Your instructions: Make an exact copy of all the entries below, with the pictures left out.

Entries shown:
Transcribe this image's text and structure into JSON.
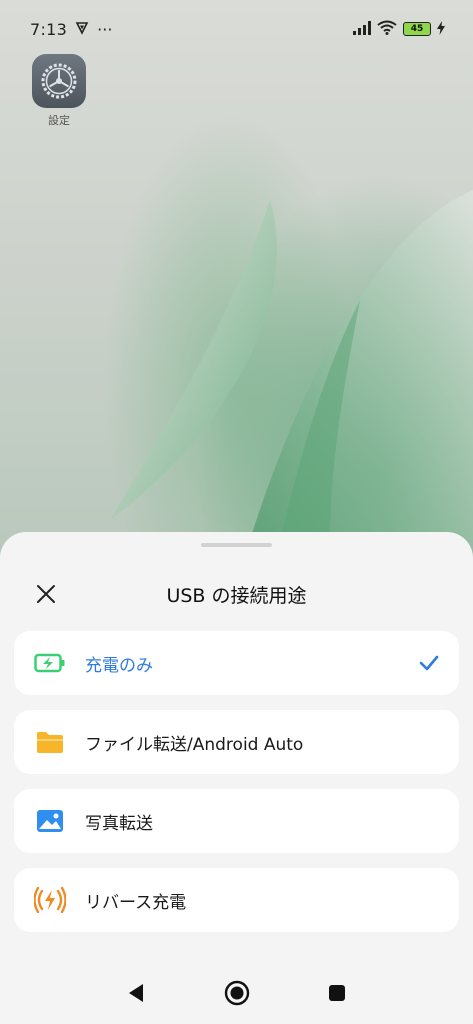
{
  "status_bar": {
    "time": "7:13",
    "overflow": "···",
    "battery_level": "45",
    "icons": [
      "vpn-shield-icon",
      "signal-icon",
      "wifi-icon",
      "battery-icon",
      "charging-bolt-icon"
    ]
  },
  "home": {
    "apps": [
      {
        "label": "設定",
        "icon": "gear-icon"
      }
    ]
  },
  "sheet": {
    "title": "USB の接続用途",
    "close_icon": "close-icon",
    "options": [
      {
        "label": "充電のみ",
        "icon": "battery-charging-icon",
        "selected": true
      },
      {
        "label": "ファイル転送/Android Auto",
        "icon": "folder-icon",
        "selected": false
      },
      {
        "label": "写真転送",
        "icon": "image-icon",
        "selected": false
      },
      {
        "label": "リバース充電",
        "icon": "reverse-charging-icon",
        "selected": false
      }
    ],
    "accent_color": "#2f7bde"
  },
  "nav_bar": {
    "buttons": [
      "back-icon",
      "home-icon",
      "recents-icon"
    ]
  }
}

Solution for this task:
Transcribe this image's text and structure into JSON.
{
  "status_bar": {
    "time": "7:13",
    "overflow": "···",
    "battery_level": "45",
    "icons": [
      "vpn-shield-icon",
      "signal-icon",
      "wifi-icon",
      "battery-icon",
      "charging-bolt-icon"
    ]
  },
  "home": {
    "apps": [
      {
        "label": "設定",
        "icon": "gear-icon"
      }
    ]
  },
  "sheet": {
    "title": "USB の接続用途",
    "close_icon": "close-icon",
    "options": [
      {
        "label": "充電のみ",
        "icon": "battery-charging-icon",
        "selected": true
      },
      {
        "label": "ファイル転送/Android Auto",
        "icon": "folder-icon",
        "selected": false
      },
      {
        "label": "写真転送",
        "icon": "image-icon",
        "selected": false
      },
      {
        "label": "リバース充電",
        "icon": "reverse-charging-icon",
        "selected": false
      }
    ],
    "accent_color": "#2f7bde"
  },
  "nav_bar": {
    "buttons": [
      "back-icon",
      "home-icon",
      "recents-icon"
    ]
  }
}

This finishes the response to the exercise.